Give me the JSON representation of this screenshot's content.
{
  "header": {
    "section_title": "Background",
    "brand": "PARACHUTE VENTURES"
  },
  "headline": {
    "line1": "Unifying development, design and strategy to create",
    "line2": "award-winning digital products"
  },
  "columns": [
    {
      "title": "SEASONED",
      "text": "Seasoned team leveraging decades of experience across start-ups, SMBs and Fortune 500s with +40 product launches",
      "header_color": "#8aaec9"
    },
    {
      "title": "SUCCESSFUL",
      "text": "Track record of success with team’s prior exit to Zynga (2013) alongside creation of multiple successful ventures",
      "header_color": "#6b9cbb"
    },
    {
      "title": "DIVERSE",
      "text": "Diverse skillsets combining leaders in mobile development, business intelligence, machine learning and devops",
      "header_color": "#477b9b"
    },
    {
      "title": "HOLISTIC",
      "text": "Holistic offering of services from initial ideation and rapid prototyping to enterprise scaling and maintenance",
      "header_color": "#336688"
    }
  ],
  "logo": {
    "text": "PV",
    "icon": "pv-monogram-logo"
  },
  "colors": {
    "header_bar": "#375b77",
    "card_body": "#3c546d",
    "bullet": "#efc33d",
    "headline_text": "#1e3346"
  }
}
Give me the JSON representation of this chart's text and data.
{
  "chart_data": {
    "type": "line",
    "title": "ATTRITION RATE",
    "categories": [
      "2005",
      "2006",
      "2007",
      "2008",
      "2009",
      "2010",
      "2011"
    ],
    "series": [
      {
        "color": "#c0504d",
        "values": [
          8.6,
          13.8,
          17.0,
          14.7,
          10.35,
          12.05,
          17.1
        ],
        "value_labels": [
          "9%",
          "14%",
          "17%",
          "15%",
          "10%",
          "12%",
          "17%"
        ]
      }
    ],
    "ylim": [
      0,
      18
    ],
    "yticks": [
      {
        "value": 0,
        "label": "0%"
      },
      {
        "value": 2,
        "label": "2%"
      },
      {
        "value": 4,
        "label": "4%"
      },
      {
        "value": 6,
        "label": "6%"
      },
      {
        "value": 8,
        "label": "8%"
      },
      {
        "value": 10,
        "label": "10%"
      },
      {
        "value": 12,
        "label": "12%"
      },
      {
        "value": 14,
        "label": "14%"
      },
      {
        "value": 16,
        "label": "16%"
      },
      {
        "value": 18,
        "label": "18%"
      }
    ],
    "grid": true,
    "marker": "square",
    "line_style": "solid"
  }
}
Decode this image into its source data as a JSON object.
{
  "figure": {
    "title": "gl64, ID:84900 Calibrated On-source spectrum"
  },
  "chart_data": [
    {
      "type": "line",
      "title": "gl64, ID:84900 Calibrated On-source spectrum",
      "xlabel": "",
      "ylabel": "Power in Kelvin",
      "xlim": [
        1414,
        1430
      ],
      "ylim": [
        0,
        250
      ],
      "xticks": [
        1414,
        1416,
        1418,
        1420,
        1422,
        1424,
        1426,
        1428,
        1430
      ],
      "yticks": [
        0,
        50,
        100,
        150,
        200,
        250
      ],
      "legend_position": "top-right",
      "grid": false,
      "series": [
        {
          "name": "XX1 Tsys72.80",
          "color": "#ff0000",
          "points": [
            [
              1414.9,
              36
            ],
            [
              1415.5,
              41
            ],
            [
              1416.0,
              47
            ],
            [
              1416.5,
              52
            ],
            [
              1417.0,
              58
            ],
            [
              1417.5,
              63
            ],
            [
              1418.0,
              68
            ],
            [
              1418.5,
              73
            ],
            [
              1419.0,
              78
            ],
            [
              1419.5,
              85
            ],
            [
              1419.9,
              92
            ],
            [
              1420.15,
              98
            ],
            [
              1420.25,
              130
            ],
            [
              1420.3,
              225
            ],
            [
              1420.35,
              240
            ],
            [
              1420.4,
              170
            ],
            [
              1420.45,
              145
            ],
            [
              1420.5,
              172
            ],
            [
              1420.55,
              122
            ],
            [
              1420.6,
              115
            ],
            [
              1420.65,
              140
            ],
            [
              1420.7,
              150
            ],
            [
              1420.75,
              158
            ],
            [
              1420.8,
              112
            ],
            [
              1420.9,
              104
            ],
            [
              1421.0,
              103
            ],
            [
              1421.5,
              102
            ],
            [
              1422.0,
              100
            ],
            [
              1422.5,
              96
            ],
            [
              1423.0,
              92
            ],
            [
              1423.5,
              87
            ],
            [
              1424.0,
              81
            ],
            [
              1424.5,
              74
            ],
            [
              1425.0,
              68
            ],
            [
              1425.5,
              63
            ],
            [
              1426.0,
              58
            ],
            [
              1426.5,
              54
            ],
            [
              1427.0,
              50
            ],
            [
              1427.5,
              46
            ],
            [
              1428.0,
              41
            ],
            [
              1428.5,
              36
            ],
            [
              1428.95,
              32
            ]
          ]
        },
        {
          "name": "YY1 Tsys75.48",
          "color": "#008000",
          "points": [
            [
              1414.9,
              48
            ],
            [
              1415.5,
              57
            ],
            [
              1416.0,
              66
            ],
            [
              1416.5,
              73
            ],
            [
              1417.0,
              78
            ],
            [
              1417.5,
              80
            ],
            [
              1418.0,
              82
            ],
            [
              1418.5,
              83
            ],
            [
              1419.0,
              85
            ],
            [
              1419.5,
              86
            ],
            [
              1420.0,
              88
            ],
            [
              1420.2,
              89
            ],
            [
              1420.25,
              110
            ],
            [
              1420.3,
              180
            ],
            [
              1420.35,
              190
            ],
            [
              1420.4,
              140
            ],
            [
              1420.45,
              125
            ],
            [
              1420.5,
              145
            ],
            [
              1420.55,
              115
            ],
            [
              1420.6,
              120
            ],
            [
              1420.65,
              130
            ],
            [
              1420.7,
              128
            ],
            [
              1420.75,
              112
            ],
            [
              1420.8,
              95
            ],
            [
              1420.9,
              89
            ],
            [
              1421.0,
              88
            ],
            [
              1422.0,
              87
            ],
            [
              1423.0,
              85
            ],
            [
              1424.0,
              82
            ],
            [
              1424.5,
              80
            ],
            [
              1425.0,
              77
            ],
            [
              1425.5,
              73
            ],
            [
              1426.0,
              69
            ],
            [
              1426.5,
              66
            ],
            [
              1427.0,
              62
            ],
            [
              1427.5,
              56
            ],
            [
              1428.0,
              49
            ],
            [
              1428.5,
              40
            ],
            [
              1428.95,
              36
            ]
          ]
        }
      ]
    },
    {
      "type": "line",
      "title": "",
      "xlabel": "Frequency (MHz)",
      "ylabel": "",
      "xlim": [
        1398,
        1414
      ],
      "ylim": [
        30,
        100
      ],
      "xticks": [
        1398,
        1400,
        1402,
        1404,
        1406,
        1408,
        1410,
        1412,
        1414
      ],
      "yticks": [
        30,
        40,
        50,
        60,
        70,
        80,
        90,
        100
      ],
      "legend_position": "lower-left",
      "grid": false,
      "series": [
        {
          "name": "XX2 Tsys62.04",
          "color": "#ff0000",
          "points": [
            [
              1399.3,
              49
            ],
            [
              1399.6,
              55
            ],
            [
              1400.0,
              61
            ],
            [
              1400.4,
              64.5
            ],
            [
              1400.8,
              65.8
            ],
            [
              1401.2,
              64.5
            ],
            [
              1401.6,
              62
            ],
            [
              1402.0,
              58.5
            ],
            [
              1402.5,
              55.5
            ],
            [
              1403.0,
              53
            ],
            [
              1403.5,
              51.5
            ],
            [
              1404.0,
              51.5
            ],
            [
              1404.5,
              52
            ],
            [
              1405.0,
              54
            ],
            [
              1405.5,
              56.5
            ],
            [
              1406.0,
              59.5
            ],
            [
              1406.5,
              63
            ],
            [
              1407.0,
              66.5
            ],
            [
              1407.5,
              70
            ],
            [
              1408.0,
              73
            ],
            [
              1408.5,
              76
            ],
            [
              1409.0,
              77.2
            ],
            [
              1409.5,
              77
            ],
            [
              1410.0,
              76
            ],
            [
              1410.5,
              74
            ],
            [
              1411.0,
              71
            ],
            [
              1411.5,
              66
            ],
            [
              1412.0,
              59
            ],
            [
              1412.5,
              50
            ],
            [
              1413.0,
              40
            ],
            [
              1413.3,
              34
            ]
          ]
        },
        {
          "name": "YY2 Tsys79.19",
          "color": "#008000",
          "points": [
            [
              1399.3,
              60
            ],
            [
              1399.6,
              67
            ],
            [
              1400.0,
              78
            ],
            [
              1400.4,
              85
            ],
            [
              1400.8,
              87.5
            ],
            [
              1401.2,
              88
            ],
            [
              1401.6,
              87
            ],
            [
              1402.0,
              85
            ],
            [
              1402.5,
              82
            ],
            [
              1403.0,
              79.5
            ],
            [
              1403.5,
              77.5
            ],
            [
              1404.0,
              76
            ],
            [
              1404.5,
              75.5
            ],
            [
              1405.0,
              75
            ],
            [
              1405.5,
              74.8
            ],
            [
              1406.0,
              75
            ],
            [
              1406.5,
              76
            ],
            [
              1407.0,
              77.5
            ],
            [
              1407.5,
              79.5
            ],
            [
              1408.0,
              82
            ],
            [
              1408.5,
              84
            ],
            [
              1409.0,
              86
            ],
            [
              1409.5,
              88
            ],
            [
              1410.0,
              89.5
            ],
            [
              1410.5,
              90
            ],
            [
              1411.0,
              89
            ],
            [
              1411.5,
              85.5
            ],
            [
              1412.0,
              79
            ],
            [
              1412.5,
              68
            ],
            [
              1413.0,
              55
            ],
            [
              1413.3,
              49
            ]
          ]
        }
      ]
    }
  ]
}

● ● ● ●

### TASK TO CARRY OUT
List the lines of the entries that include "development".

### OUTPUT BELOW
    "line1": "Unifying development, design and strategy to create",
      "text": "Diverse skillsets combining leaders in mobile development, business intelligence, machine learning and devops",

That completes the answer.